── MATERIAL PROVIDED

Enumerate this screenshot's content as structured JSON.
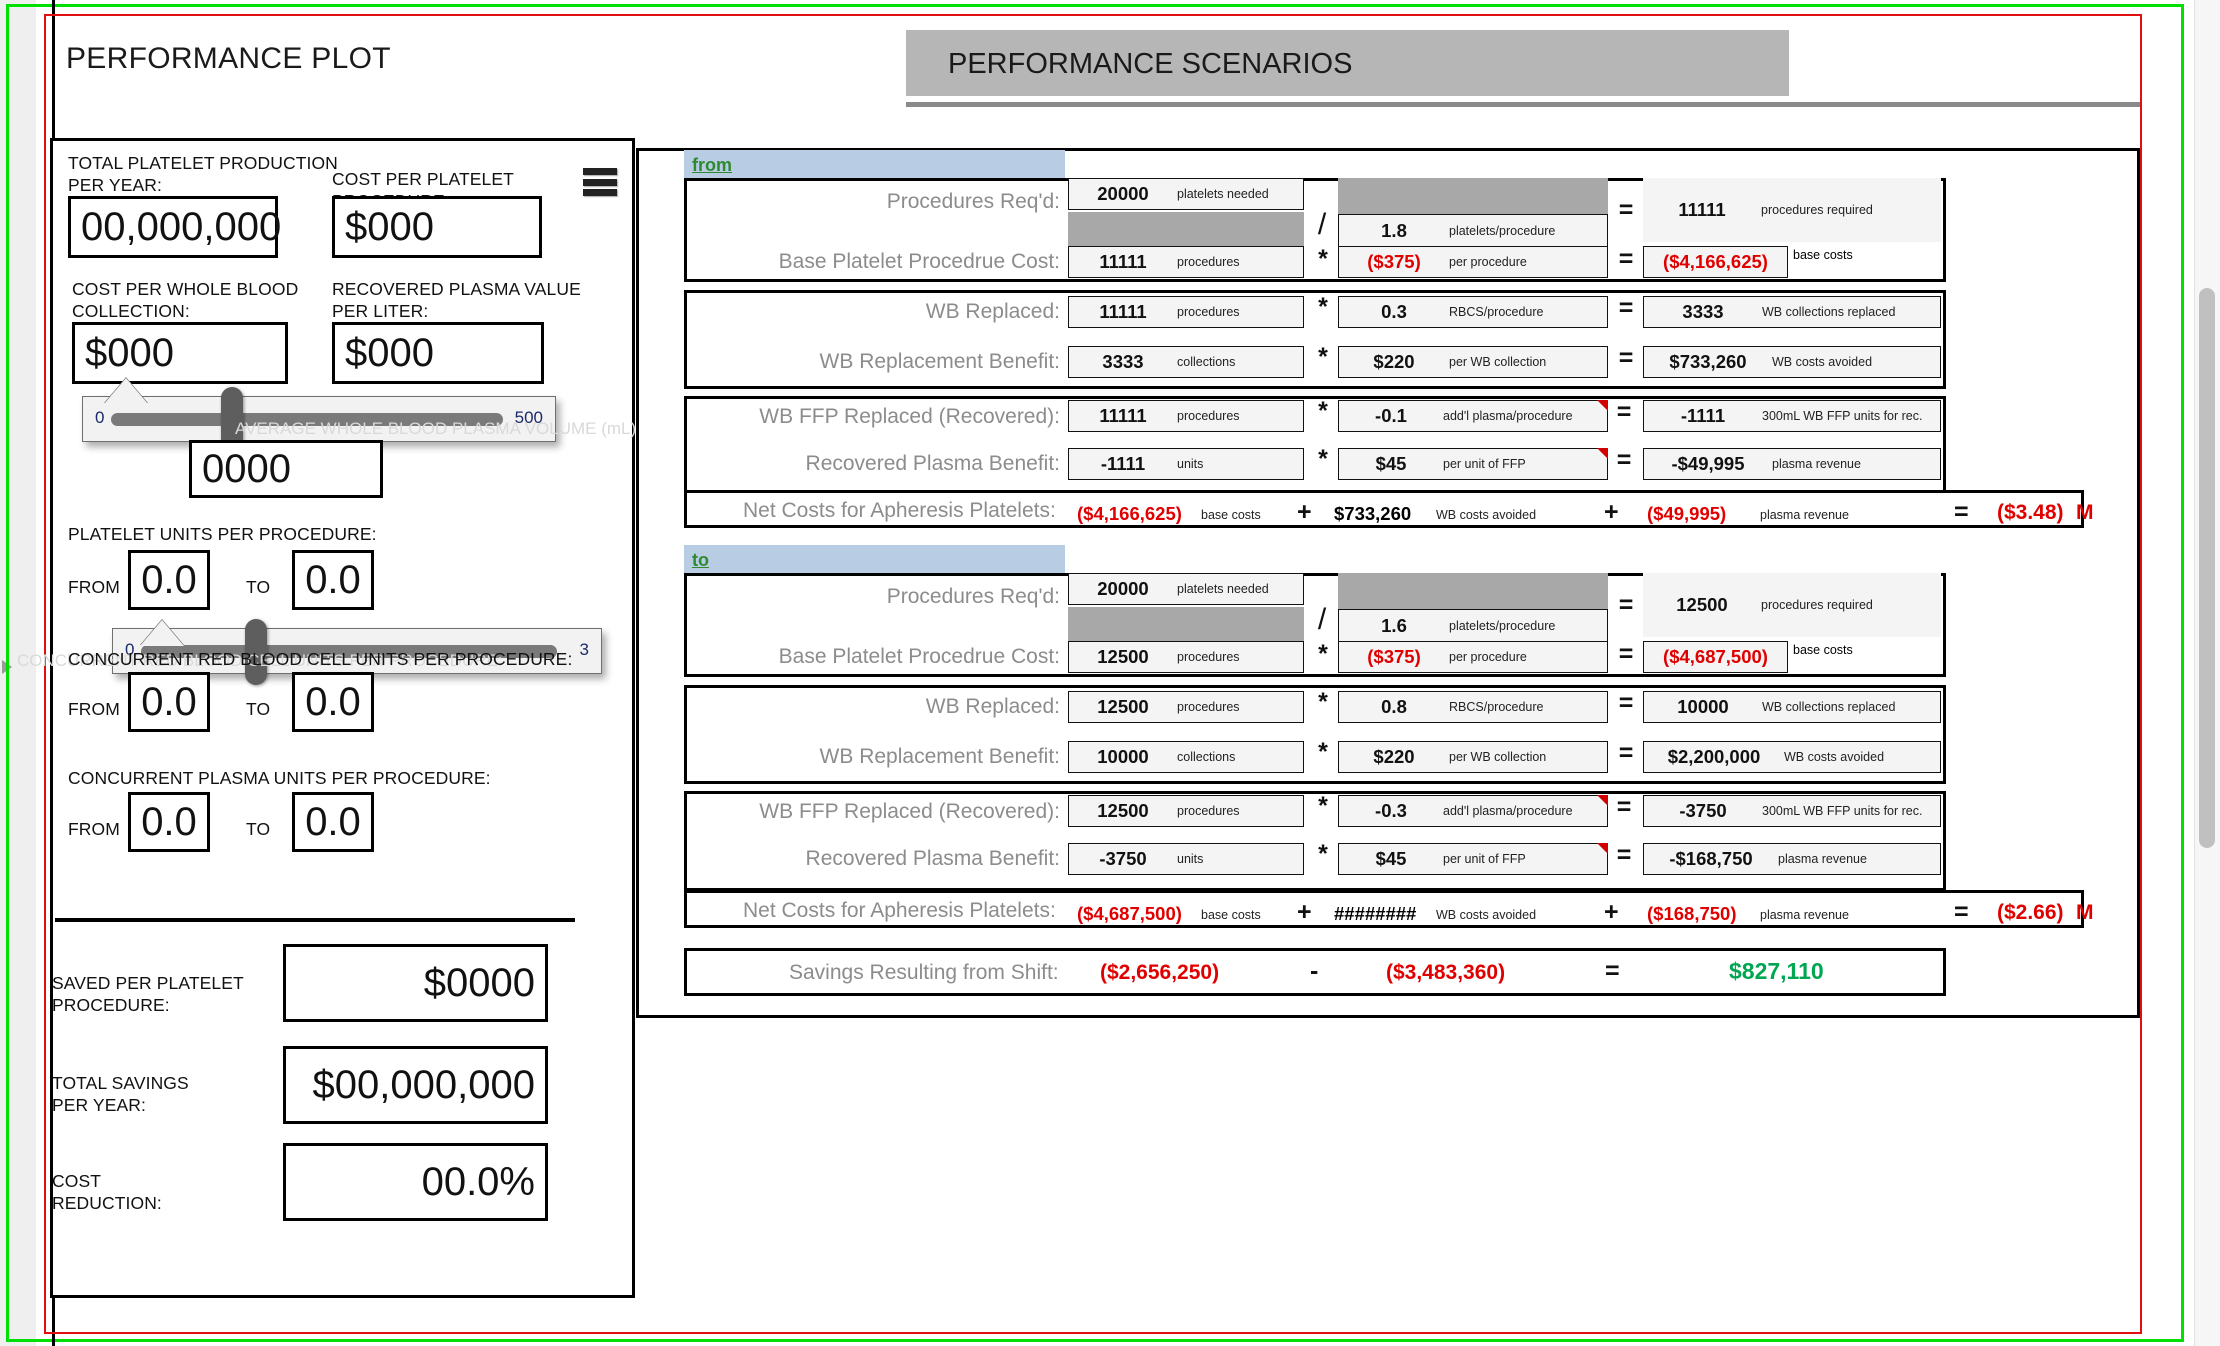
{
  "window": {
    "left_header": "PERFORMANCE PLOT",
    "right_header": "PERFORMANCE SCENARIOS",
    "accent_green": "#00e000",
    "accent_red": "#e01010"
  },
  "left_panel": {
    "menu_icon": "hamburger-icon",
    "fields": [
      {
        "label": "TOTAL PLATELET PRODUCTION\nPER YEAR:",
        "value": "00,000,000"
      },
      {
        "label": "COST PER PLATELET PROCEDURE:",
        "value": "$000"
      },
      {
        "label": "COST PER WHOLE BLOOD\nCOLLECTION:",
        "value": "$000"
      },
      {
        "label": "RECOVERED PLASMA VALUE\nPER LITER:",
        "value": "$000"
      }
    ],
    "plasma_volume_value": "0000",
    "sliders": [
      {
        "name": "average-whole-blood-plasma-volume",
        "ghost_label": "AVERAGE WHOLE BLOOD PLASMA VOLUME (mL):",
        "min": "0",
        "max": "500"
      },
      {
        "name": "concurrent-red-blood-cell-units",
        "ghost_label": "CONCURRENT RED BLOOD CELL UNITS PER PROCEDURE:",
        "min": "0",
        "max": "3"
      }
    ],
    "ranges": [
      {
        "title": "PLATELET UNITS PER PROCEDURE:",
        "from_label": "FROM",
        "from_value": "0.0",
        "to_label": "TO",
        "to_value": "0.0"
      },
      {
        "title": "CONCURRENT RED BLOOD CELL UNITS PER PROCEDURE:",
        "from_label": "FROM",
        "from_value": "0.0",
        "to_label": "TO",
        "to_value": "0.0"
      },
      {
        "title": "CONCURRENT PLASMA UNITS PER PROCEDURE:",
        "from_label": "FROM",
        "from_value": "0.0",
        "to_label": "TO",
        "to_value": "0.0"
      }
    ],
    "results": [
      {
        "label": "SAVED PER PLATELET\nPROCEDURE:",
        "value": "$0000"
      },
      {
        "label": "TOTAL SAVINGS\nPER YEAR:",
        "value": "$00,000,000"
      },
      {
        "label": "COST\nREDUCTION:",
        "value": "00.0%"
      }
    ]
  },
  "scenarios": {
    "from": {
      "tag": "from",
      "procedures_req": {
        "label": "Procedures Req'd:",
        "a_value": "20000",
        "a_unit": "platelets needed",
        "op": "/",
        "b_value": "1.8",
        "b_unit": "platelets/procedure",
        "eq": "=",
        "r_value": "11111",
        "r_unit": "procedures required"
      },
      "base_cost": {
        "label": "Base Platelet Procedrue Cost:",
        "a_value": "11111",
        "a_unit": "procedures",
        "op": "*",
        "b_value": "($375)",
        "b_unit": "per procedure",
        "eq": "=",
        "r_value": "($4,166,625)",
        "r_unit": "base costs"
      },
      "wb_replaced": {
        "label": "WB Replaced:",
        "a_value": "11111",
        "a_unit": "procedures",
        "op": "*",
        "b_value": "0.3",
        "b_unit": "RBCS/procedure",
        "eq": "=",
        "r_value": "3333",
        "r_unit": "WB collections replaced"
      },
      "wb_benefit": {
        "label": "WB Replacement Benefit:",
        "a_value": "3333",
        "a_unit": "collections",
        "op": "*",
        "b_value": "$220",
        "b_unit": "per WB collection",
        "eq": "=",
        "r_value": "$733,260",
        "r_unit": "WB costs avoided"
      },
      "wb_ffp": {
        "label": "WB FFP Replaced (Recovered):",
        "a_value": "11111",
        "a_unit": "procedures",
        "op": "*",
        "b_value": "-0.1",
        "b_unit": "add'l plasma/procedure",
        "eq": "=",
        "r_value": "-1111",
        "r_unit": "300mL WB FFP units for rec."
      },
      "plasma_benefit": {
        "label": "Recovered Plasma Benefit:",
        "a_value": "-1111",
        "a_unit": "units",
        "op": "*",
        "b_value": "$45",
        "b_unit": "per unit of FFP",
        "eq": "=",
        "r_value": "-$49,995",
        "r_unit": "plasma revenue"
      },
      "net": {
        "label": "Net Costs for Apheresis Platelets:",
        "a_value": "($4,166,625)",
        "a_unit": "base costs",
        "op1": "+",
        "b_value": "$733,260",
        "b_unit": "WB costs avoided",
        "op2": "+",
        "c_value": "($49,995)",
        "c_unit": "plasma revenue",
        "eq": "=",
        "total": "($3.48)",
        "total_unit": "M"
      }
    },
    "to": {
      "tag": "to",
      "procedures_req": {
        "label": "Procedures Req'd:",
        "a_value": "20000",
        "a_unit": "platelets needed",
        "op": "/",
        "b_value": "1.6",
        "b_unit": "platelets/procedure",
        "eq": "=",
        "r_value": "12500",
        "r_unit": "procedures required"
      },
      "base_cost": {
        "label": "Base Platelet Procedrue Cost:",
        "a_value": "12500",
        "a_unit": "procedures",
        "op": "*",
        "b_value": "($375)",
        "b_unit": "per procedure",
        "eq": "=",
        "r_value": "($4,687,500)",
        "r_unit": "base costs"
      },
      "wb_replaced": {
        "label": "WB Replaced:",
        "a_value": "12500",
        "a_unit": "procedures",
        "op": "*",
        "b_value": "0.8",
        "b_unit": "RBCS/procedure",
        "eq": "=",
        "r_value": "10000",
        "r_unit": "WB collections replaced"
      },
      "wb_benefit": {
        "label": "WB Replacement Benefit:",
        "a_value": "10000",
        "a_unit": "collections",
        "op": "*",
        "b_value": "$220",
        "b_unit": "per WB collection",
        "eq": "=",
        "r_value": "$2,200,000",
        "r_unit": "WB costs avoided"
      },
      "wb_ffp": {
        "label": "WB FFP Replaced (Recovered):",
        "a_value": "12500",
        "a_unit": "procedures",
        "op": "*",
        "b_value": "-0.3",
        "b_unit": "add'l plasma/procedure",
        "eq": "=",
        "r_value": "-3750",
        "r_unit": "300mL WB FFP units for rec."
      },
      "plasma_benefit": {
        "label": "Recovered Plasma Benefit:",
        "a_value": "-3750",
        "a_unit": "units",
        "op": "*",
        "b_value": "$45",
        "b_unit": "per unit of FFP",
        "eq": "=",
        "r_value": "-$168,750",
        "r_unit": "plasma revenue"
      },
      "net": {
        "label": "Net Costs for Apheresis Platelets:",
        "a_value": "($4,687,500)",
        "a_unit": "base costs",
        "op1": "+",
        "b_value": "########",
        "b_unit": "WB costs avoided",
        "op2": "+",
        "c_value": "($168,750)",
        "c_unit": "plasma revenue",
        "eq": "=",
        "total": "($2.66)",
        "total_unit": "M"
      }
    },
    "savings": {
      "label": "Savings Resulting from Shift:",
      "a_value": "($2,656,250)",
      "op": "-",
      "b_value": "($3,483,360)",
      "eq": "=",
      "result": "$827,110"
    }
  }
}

────
── MATERIAL PROVIDED

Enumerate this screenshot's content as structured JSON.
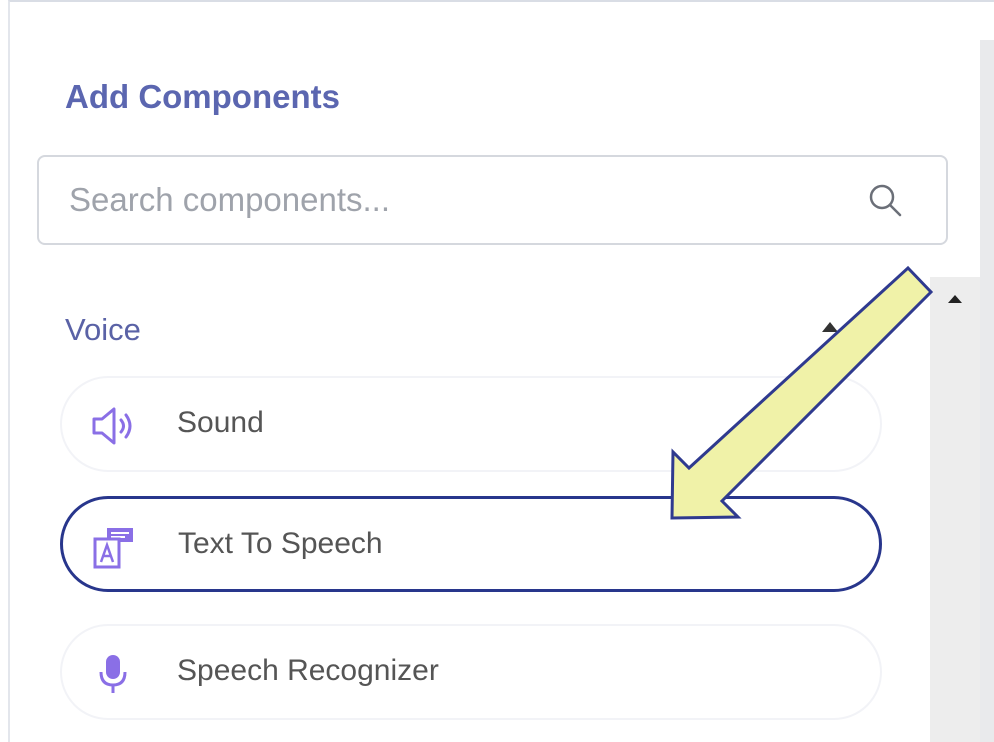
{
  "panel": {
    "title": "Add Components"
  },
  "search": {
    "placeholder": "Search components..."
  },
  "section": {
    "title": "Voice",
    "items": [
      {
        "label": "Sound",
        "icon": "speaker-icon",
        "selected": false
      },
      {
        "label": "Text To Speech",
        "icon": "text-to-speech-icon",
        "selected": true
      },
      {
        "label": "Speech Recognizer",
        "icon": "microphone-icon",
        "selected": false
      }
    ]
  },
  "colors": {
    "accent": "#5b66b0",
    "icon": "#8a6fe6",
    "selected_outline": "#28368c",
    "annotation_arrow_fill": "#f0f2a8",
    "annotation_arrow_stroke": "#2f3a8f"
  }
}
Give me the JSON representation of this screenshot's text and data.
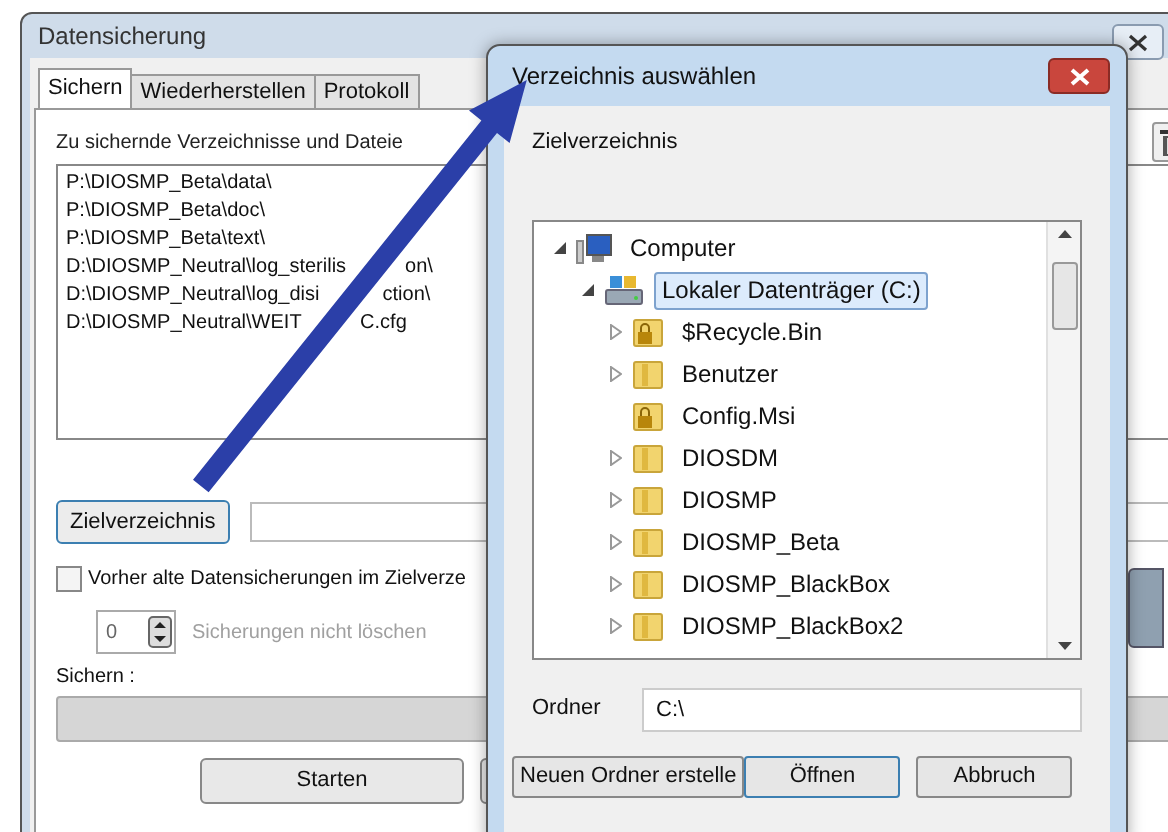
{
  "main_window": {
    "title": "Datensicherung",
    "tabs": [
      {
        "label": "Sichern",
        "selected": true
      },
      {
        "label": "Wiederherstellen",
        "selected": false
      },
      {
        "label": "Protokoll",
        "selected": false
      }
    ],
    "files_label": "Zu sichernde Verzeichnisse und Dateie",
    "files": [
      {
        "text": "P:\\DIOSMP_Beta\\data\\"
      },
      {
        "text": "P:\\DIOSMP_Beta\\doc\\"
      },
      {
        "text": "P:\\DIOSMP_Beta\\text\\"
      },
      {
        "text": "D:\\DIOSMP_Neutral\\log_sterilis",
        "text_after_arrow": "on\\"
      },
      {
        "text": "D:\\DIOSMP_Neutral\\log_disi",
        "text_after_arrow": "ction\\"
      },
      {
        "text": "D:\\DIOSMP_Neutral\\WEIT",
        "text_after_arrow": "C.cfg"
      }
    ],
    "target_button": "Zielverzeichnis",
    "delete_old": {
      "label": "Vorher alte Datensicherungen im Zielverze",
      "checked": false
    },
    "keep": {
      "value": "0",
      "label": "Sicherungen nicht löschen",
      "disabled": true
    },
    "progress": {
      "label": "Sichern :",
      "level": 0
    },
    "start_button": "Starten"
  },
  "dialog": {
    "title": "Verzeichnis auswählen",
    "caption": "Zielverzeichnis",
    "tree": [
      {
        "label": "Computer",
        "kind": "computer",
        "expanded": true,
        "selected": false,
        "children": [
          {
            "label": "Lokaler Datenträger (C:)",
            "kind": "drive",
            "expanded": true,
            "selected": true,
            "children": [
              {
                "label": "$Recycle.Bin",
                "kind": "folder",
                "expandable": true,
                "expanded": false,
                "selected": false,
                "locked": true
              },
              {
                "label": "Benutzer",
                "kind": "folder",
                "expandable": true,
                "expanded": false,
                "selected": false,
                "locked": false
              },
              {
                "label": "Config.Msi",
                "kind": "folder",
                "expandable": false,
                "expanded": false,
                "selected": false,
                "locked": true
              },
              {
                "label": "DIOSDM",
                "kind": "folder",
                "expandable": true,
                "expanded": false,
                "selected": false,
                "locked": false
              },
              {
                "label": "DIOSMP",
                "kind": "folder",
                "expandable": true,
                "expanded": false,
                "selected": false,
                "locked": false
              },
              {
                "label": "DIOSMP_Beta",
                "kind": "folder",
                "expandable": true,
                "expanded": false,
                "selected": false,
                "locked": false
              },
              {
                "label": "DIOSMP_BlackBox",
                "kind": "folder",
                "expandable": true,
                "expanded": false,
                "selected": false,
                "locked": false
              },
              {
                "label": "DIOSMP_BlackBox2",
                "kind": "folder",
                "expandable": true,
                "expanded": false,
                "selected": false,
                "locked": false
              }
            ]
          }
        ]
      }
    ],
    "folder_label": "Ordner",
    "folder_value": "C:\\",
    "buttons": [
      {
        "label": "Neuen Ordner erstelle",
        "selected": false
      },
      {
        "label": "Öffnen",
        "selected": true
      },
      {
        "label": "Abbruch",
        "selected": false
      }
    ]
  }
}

────
── MATERIAL PROVIDED

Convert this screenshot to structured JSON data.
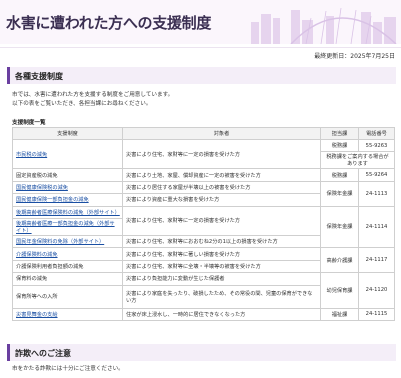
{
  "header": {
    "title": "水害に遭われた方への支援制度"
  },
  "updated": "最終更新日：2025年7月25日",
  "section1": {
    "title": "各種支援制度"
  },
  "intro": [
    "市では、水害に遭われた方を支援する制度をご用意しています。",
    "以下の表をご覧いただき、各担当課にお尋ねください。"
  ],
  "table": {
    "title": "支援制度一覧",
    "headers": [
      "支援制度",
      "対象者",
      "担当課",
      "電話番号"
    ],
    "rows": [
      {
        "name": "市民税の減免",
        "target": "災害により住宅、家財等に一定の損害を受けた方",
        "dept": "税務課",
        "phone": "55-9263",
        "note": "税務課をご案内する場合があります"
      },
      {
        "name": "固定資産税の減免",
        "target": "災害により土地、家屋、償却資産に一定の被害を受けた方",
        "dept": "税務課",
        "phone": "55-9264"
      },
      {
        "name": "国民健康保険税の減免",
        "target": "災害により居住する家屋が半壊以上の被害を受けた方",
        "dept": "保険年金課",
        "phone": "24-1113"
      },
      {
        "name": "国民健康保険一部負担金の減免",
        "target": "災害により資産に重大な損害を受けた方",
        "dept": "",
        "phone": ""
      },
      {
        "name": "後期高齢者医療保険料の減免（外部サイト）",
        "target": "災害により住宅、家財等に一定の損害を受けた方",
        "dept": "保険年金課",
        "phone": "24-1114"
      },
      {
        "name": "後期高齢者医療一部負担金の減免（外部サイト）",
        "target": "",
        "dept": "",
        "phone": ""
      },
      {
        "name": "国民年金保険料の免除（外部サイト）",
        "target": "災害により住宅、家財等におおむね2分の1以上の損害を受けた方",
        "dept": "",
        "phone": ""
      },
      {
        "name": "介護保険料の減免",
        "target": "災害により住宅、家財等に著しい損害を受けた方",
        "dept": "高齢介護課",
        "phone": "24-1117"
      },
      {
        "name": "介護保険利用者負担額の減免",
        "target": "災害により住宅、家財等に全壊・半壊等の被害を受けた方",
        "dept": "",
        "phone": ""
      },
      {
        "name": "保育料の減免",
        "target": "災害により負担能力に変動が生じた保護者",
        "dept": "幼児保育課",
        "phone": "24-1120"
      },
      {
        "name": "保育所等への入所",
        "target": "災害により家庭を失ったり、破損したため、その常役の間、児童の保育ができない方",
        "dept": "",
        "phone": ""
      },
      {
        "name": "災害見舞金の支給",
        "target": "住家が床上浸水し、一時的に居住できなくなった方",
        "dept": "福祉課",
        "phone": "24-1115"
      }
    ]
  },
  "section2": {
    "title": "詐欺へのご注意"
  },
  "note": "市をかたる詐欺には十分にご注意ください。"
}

────

• STATED PROBLEM
In the entries above, find each line with the word "PERFORMANCE" and copy it.

• OUTPUT BELOW
    "left_header": "PERFORMANCE PLOT",
    "right_header": "PERFORMANCE SCENARIOS",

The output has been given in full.